**Exercise prompt**
Take the material and output all of it exactly.

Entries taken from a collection
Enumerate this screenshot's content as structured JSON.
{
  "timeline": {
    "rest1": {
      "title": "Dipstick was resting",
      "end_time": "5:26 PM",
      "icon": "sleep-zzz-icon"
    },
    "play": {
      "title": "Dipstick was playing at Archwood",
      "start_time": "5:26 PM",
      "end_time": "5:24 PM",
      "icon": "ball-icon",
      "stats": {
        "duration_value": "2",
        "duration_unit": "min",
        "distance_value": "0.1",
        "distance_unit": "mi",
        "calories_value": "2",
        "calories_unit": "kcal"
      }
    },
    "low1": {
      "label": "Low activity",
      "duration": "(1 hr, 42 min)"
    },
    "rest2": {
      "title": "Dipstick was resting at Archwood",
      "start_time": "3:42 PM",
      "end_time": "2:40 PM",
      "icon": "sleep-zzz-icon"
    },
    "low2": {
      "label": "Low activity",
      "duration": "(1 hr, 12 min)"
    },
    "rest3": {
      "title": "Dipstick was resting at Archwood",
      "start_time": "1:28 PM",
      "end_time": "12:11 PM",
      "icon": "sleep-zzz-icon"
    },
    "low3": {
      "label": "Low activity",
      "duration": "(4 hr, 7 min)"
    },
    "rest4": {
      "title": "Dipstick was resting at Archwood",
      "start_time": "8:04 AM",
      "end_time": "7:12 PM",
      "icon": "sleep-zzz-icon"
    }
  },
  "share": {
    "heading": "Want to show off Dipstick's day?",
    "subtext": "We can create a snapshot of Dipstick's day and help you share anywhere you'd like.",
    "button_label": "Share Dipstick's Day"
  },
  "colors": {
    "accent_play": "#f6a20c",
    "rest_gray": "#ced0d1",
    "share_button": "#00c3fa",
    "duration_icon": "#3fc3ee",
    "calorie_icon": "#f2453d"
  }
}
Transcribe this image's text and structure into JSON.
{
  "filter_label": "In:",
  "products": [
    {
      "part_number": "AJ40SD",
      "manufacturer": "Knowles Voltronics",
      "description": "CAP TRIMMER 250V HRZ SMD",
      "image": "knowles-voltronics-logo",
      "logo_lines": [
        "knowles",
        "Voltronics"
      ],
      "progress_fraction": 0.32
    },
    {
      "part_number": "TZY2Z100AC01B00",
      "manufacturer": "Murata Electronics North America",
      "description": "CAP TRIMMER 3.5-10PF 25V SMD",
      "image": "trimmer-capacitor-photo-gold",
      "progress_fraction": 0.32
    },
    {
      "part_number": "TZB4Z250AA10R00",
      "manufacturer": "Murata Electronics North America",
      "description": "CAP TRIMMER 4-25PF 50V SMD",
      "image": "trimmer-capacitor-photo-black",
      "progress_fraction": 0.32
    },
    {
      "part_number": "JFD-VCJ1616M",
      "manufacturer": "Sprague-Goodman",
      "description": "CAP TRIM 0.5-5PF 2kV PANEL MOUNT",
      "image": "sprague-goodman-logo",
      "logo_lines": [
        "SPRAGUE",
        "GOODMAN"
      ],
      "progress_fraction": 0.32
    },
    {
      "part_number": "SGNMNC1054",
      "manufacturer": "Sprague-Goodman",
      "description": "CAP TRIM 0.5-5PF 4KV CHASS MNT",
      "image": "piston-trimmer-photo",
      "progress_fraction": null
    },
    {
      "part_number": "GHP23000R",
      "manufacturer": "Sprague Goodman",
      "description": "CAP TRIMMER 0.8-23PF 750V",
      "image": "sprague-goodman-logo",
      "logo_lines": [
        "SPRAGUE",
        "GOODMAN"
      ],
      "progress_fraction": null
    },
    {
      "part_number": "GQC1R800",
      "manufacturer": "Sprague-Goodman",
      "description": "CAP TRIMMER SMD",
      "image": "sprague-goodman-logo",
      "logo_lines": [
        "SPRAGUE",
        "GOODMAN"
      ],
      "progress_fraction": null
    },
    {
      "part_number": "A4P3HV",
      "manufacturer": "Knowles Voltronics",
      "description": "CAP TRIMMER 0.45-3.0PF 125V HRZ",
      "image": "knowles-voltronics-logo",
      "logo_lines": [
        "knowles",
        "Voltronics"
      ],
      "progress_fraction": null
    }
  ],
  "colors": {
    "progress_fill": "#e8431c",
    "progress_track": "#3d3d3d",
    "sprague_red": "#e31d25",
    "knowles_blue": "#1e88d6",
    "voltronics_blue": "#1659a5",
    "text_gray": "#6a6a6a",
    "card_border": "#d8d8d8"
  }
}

**Result**
Enumerate this screenshot's content as structured JSON.
{
  "timeline": {
    "rest1": {
      "title": "Dipstick was resting",
      "end_time": "5:26 PM",
      "icon": "sleep-zzz-icon"
    },
    "play": {
      "title": "Dipstick was playing at Archwood",
      "start_time": "5:26 PM",
      "end_time": "5:24 PM",
      "icon": "ball-icon",
      "stats": {
        "duration_value": "2",
        "duration_unit": "min",
        "distance_value": "0.1",
        "distance_unit": "mi",
        "calories_value": "2",
        "calories_unit": "kcal"
      }
    },
    "low1": {
      "label": "Low activity",
      "duration": "(1 hr, 42 min)"
    },
    "rest2": {
      "title": "Dipstick was resting at Archwood",
      "start_time": "3:42 PM",
      "end_time": "2:40 PM",
      "icon": "sleep-zzz-icon"
    },
    "low2": {
      "label": "Low activity",
      "duration": "(1 hr, 12 min)"
    },
    "rest3": {
      "title": "Dipstick was resting at Archwood",
      "start_time": "1:28 PM",
      "end_time": "12:11 PM",
      "icon": "sleep-zzz-icon"
    },
    "low3": {
      "label": "Low activity",
      "duration": "(4 hr, 7 min)"
    },
    "rest4": {
      "title": "Dipstick was resting at Archwood",
      "start_time": "8:04 AM",
      "end_time": "7:12 PM",
      "icon": "sleep-zzz-icon"
    }
  },
  "share": {
    "heading": "Want to show off Dipstick's day?",
    "subtext": "We can create a snapshot of Dipstick's day and help you share anywhere you'd like.",
    "button_label": "Share Dipstick's Day"
  },
  "colors": {
    "accent_play": "#f6a20c",
    "rest_gray": "#ced0d1",
    "share_button": "#00c3fa",
    "duration_icon": "#3fc3ee",
    "calorie_icon": "#f2453d"
  }
}
Transcribe this image's text and structure into JSON.
{
  "filter_label": "In:",
  "products": [
    {
      "part_number": "AJ40SD",
      "manufacturer": "Knowles Voltronics",
      "description": "CAP TRIMMER 250V HRZ SMD",
      "image": "knowles-voltronics-logo",
      "logo_lines": [
        "knowles",
        "Voltronics"
      ],
      "progress_fraction": 0.32
    },
    {
      "part_number": "TZY2Z100AC01B00",
      "manufacturer": "Murata Electronics North America",
      "description": "CAP TRIMMER 3.5-10PF 25V SMD",
      "image": "trimmer-capacitor-photo-gold",
      "progress_fraction": 0.32
    },
    {
      "part_number": "TZB4Z250AA10R00",
      "manufacturer": "Murata Electronics North America",
      "description": "CAP TRIMMER 4-25PF 50V SMD",
      "image": "trimmer-capacitor-photo-black",
      "progress_fraction": 0.32
    },
    {
      "part_number": "JFD-VCJ1616M",
      "manufacturer": "Sprague-Goodman",
      "description": "CAP TRIM 0.5-5PF 2kV PANEL MOUNT",
      "image": "sprague-goodman-logo",
      "logo_lines": [
        "SPRAGUE",
        "GOODMAN"
      ],
      "progress_fraction": 0.32
    },
    {
      "part_number": "SGNMNC1054",
      "manufacturer": "Sprague-Goodman",
      "description": "CAP TRIM 0.5-5PF 4KV CHASS MNT",
      "image": "piston-trimmer-photo",
      "progress_fraction": null
    },
    {
      "part_number": "GHP23000R",
      "manufacturer": "Sprague Goodman",
      "description": "CAP TRIMMER 0.8-23PF 750V",
      "image": "sprague-goodman-logo",
      "logo_lines": [
        "SPRAGUE",
        "GOODMAN"
      ],
      "progress_fraction": null
    },
    {
      "part_number": "GQC1R800",
      "manufacturer": "Sprague-Goodman",
      "description": "CAP TRIMMER SMD",
      "image": "sprague-goodman-logo",
      "logo_lines": [
        "SPRAGUE",
        "GOODMAN"
      ],
      "progress_fraction": null
    },
    {
      "part_number": "A4P3HV",
      "manufacturer": "Knowles Voltronics",
      "description": "CAP TRIMMER 0.45-3.0PF 125V HRZ",
      "image": "knowles-voltronics-logo",
      "logo_lines": [
        "knowles",
        "Voltronics"
      ],
      "progress_fraction": null
    }
  ],
  "colors": {
    "progress_fill": "#e8431c",
    "progress_track": "#3d3d3d",
    "sprague_red": "#e31d25",
    "knowles_blue": "#1e88d6",
    "voltronics_blue": "#1659a5",
    "text_gray": "#6a6a6a",
    "card_border": "#d8d8d8"
  }
}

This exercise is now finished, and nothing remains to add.